(Entries from a dataset)

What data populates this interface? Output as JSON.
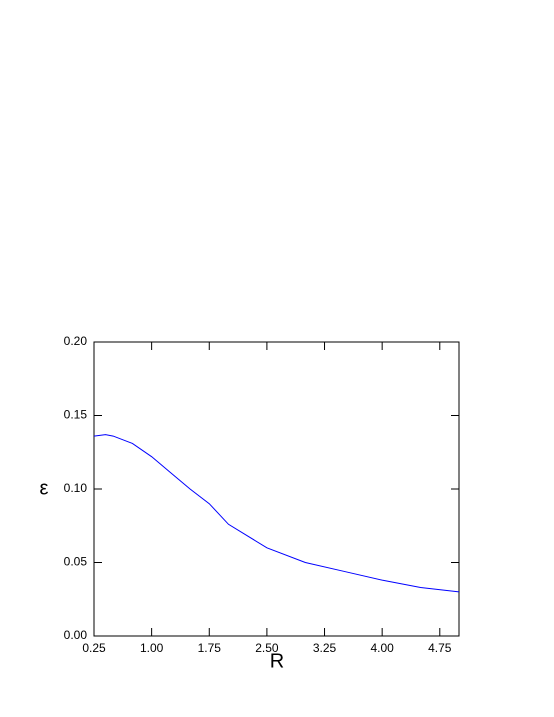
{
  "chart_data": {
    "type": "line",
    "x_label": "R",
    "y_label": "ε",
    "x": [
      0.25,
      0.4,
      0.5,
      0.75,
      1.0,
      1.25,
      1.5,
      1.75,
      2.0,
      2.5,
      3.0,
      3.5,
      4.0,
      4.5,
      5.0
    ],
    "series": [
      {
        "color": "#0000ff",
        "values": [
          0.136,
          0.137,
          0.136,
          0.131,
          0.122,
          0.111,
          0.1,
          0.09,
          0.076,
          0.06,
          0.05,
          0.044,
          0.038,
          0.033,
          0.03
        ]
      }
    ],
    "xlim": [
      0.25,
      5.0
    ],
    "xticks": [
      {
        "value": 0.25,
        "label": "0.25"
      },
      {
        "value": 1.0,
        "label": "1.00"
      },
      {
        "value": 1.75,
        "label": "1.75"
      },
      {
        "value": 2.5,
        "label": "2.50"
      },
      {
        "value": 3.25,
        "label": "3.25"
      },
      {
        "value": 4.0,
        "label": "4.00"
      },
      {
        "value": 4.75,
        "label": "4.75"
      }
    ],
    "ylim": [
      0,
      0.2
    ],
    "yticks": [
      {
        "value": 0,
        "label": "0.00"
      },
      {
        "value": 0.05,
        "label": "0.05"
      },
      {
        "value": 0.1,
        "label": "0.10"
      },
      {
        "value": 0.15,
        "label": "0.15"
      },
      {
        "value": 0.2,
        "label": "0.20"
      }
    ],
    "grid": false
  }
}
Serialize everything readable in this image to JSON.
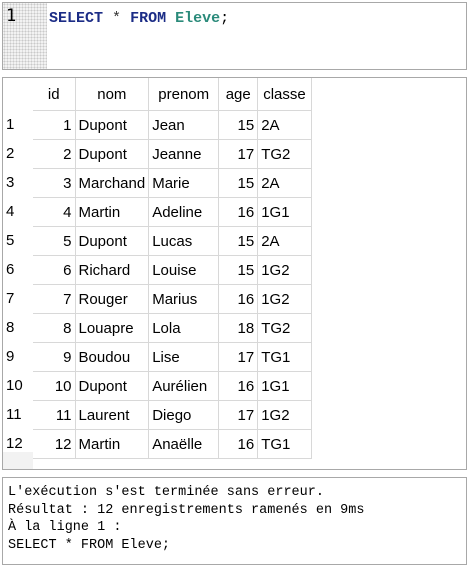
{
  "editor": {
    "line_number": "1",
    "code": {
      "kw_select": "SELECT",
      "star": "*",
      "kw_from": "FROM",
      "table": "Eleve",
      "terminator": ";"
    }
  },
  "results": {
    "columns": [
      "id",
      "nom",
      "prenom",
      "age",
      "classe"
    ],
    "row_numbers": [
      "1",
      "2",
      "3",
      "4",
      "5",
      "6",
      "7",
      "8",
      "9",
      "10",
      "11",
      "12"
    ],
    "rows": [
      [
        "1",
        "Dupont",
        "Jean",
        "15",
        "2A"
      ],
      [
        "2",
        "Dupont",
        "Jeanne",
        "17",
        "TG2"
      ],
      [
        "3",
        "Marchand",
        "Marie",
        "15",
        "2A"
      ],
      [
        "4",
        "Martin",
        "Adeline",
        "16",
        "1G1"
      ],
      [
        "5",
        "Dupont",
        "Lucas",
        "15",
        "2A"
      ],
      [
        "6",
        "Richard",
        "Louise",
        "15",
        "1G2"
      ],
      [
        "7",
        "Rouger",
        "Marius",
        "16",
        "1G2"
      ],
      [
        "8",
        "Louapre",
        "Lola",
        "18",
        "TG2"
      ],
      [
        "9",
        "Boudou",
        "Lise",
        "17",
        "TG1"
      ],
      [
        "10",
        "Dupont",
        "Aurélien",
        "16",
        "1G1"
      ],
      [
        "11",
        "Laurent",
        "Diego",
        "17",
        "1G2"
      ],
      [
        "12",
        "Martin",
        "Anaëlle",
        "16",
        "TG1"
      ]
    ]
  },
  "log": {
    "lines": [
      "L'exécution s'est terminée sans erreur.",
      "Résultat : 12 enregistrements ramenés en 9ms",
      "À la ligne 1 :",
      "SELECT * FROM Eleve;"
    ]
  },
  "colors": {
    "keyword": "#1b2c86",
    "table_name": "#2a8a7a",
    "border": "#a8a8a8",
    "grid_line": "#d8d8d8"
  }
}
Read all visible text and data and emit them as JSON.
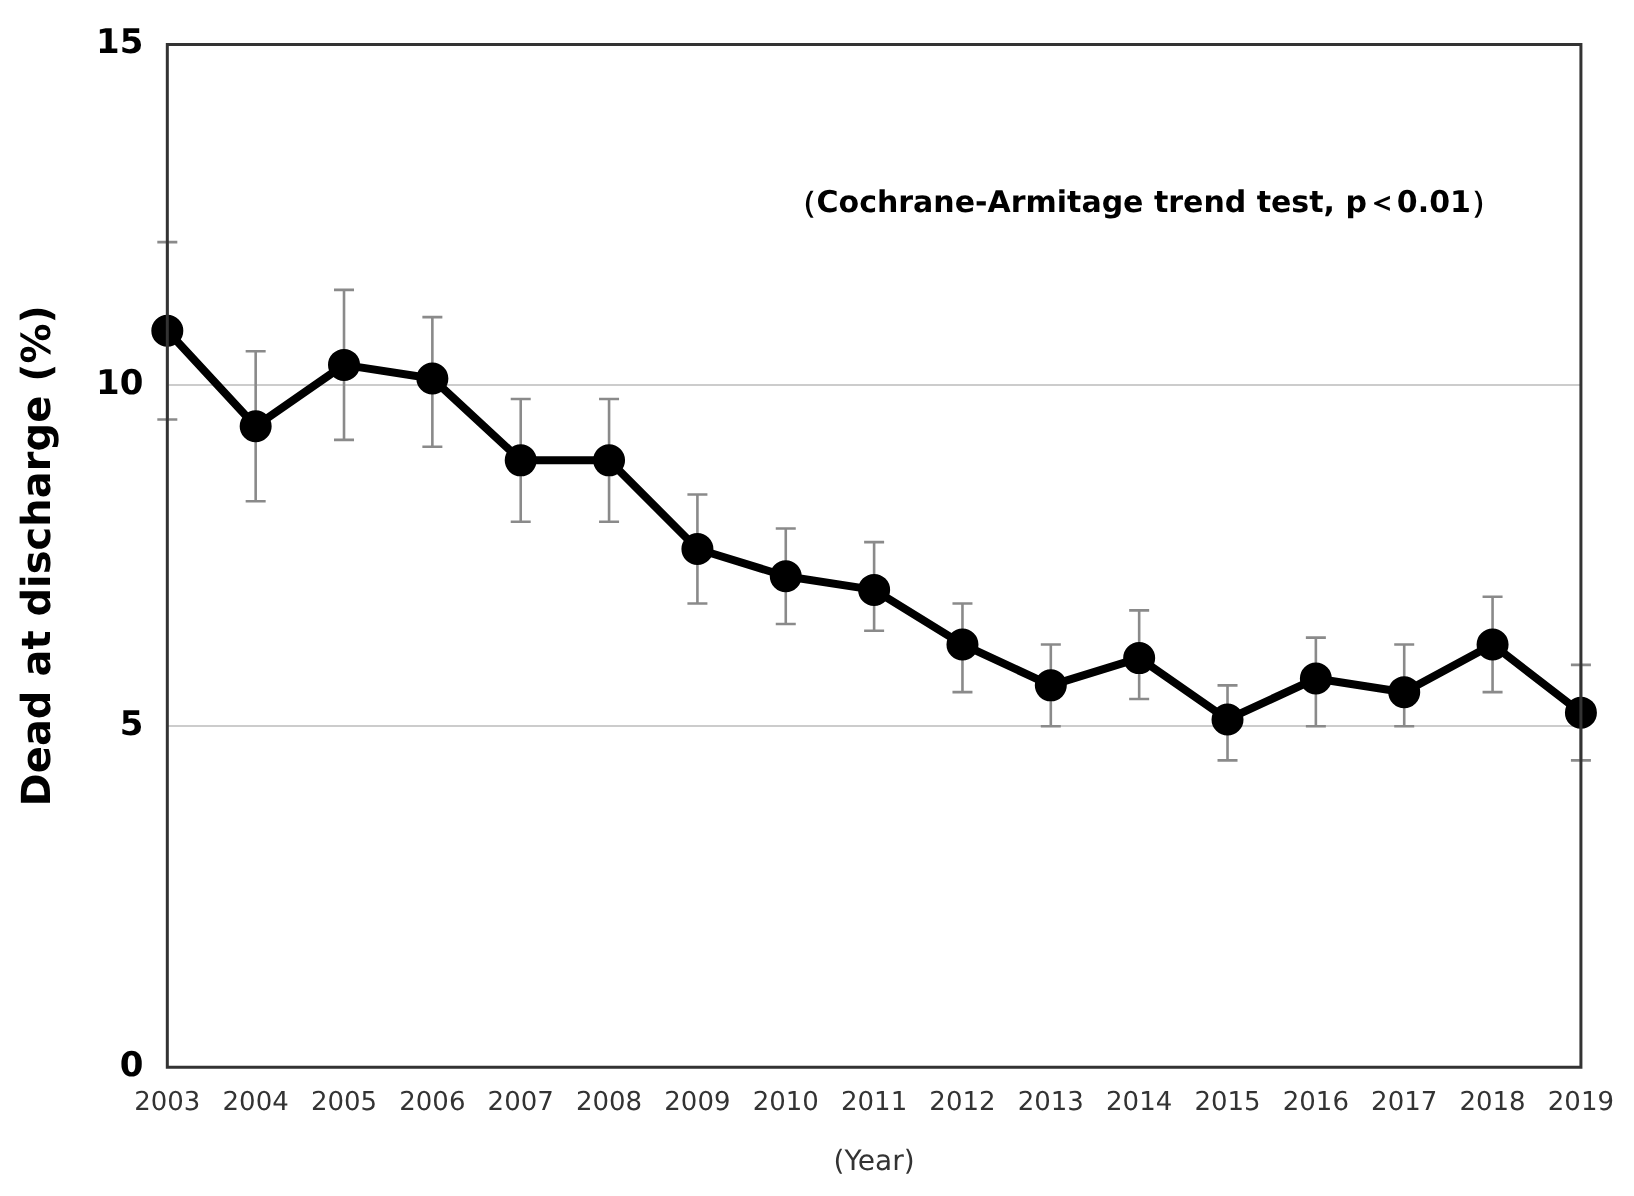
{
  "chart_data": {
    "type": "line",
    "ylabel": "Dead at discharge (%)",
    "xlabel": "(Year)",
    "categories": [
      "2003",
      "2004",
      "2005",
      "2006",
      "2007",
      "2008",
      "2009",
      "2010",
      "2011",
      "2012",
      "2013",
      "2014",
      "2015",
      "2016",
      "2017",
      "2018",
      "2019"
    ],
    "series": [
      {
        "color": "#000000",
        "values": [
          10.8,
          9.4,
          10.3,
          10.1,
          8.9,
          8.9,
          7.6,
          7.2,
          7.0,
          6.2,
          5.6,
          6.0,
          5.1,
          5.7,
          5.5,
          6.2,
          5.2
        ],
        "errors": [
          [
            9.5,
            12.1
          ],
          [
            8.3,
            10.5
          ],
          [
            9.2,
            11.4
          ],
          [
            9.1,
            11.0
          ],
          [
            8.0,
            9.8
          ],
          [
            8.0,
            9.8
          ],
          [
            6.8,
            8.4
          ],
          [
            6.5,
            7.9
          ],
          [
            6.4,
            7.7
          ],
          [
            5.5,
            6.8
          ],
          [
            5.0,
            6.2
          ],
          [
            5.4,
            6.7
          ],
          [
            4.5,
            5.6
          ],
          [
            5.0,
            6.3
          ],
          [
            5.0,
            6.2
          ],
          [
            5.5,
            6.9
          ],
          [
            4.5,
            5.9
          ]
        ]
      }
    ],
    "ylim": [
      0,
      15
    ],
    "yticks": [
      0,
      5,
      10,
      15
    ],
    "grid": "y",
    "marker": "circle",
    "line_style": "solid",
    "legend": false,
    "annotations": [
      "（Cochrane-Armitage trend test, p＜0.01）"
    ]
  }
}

# DIRECTION
From the listing above, copy every line that holds the string "this".

# WRITTEN SOLUTION
What data populates this interface? Output as JSON.
Serialize everything readable in this image to JSON.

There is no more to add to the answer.